--- Aim ---
Reproduce the passage of the forum thread on the webbrowser `%s` placeholder between "What does the" and "wb.get(chrome_path).open(url)", inclusive.

--- Article ---
0

What does the %s do here at the end of the chrome_path variable? Without it the function can "not locate runnable browser"

import webbrowser as wb
chrome_path = "C:/Program Files (x86)/Google/Chrome/Application/chrome.exe %s"
url = "www.google.com"
wb.get(chrome_path).open(url)
takendarkk
  • 3,347
  • 8
  • 25
  • 37
Evan99w
  • 7
  • 1
  • 6
  • 1
    The URL (well, it's not really a URL) is substituted in in place of the `%s` placeholder, making a command line that will open the URL in the browser. – kindall Mar 19 '19 at 15:45
  • I did read about this substitution on that post but I don't understand what the placeholder is for – Evan99w Mar 19 '19 at 15:49
  • Well, if you were going to open a Web site in Chrome from the command line, you would type e.g. `chrome http://www.google.com/` right? Clearly `webbrowser` is putting together a command line of this sort. – kindall Mar 19 '19 at 15:56

1 Answers1

0

If you trace through the source code it looks like the library can run in two ways here; wb.get() expects either a browser name or a shell command with a %s placeholder.

--- Provided material ---
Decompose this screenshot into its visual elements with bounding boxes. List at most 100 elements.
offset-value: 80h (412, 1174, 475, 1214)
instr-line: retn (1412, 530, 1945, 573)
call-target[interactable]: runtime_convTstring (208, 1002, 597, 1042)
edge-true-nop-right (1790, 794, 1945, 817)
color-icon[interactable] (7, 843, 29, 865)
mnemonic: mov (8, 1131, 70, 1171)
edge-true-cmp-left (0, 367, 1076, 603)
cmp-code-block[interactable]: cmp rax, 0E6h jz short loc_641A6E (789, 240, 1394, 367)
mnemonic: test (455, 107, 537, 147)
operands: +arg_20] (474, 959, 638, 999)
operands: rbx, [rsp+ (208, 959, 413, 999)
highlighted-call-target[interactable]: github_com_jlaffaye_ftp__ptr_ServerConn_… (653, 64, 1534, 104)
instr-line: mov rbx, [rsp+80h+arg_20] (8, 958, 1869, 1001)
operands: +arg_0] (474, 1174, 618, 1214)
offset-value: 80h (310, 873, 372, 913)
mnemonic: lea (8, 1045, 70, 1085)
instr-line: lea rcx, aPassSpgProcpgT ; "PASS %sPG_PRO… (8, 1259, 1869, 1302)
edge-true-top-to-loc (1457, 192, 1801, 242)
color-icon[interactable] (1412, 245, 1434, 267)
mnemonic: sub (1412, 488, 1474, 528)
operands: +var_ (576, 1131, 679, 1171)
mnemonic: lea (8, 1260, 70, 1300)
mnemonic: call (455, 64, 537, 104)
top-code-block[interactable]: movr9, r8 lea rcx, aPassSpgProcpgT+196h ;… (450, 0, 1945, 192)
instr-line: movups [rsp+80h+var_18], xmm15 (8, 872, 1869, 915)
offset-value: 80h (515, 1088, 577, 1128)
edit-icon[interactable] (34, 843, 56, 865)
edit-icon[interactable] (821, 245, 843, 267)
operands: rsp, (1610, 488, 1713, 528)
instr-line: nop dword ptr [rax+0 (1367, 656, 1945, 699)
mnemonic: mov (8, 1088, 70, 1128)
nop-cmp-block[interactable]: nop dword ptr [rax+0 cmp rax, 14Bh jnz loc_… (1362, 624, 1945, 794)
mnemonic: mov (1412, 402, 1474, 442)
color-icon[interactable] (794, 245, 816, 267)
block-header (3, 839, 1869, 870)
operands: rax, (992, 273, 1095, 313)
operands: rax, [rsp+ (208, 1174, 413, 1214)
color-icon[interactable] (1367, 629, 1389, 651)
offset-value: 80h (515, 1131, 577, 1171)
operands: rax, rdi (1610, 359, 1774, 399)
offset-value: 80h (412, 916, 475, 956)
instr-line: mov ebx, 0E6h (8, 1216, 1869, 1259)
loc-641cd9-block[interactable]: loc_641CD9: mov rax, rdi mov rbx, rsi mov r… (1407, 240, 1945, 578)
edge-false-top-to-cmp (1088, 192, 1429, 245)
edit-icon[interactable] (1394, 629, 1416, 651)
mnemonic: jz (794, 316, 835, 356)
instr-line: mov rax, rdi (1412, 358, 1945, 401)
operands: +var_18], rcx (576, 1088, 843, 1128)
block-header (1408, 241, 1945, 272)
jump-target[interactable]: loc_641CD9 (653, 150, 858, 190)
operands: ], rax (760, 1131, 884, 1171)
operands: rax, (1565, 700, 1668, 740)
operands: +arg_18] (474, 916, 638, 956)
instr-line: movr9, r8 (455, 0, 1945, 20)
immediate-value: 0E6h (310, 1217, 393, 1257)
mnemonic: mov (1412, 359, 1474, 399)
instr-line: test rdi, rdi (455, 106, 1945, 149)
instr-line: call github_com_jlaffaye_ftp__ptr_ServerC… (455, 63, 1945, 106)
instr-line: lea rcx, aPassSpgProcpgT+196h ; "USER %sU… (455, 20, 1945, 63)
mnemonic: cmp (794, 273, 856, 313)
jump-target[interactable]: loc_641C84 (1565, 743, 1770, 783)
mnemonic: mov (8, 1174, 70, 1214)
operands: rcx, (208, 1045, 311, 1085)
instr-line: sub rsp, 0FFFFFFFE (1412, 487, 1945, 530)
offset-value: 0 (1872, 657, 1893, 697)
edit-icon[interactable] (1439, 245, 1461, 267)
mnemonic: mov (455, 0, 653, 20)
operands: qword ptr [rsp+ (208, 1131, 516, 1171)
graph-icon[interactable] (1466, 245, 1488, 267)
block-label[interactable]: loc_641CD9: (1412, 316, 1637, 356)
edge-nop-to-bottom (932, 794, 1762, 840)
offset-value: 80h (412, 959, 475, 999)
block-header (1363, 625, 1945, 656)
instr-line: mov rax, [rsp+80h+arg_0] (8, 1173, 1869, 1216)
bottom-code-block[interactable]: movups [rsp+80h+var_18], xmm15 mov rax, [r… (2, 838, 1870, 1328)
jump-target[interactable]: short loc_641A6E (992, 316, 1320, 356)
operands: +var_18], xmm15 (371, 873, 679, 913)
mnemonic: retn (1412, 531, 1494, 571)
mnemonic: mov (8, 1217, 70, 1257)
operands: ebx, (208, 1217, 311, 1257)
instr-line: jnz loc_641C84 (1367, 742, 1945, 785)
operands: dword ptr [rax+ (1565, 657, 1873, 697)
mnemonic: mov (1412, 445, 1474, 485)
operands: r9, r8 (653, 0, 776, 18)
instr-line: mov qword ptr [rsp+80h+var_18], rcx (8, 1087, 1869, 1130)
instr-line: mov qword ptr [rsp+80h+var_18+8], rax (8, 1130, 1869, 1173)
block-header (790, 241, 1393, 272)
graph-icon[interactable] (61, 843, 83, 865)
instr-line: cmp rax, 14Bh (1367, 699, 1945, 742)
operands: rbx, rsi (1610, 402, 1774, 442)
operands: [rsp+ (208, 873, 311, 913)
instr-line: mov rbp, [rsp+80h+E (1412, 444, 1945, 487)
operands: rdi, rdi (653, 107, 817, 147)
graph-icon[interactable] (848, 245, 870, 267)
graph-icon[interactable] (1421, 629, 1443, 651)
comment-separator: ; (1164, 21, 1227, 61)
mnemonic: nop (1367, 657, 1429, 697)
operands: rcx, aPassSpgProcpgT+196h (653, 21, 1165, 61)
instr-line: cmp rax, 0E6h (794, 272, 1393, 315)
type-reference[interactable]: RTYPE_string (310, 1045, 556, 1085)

--- Worked solution ---
What does the %s do here at the end of the chrome_path variable? Without it the function can "not locate runnable browser"

import webbrowser as wb
chrome_path = "C:/Program Files (x86)/Google/Chrome/Application/chrome.exe %s"
url = "www.google.com"
wb.get(chrome_path).open(url)